** Description of the task **
Repeat the material verbatim. Images are excluded from the copy.

Recorded data
** BEGIN **

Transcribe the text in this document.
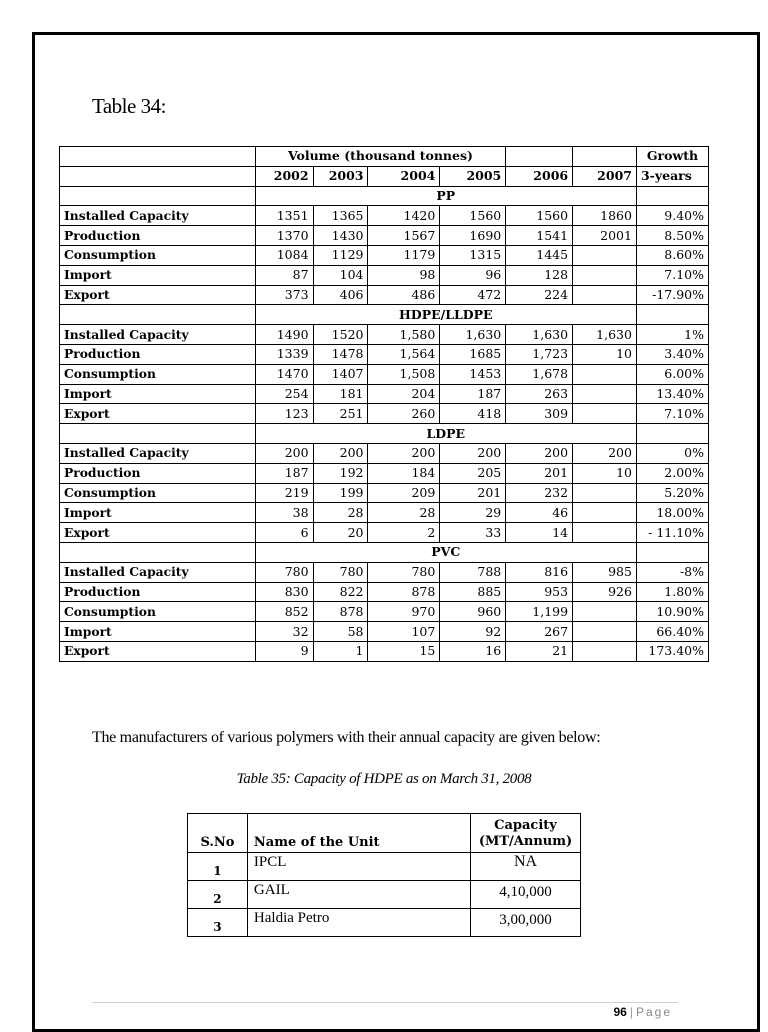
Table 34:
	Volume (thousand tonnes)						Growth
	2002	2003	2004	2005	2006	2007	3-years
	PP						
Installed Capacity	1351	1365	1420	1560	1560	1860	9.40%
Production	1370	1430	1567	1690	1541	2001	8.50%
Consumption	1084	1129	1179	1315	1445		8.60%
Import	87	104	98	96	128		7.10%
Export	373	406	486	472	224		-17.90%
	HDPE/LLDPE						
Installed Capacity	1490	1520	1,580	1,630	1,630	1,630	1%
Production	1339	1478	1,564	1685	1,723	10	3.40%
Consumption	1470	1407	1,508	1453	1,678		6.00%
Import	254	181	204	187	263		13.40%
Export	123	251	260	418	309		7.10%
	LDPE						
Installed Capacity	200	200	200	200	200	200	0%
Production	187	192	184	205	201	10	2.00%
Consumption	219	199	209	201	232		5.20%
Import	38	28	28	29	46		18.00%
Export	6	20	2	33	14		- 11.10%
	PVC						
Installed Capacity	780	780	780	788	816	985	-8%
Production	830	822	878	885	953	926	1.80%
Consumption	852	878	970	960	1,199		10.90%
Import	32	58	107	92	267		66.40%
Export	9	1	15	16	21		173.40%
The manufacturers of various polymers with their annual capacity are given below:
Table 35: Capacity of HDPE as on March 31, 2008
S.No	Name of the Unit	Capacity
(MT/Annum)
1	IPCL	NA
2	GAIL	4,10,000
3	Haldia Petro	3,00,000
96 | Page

** END **

** Finished exercise **
Transcribe the text in this document.
Table 34:
	Volume (thousand tonnes)						Growth
	2002	2003	2004	2005	2006	2007	3-years
	PP						
Installed Capacity	1351	1365	1420	1560	1560	1860	9.40%
Production	1370	1430	1567	1690	1541	2001	8.50%
Consumption	1084	1129	1179	1315	1445		8.60%
Import	87	104	98	96	128		7.10%
Export	373	406	486	472	224		-17.90%
	HDPE/LLDPE						
Installed Capacity	1490	1520	1,580	1,630	1,630	1,630	1%
Production	1339	1478	1,564	1685	1,723	10	3.40%
Consumption	1470	1407	1,508	1453	1,678		6.00%
Import	254	181	204	187	263		13.40%
Export	123	251	260	418	309		7.10%
	LDPE						
Installed Capacity	200	200	200	200	200	200	0%
Production	187	192	184	205	201	10	2.00%
Consumption	219	199	209	201	232		5.20%
Import	38	28	28	29	46		18.00%
Export	6	20	2	33	14		- 11.10%
	PVC						
Installed Capacity	780	780	780	788	816	985	-8%
Production	830	822	878	885	953	926	1.80%
Consumption	852	878	970	960	1,199		10.90%
Import	32	58	107	92	267		66.40%
Export	9	1	15	16	21		173.40%
The manufacturers of various polymers with their annual capacity are given below:
Table 35: Capacity of HDPE as on March 31, 2008
S.No	Name of the Unit	Capacity
(MT/Annum)
1	IPCL	NA
2	GAIL	4,10,000
3	Haldia Petro	3,00,000
96 | Page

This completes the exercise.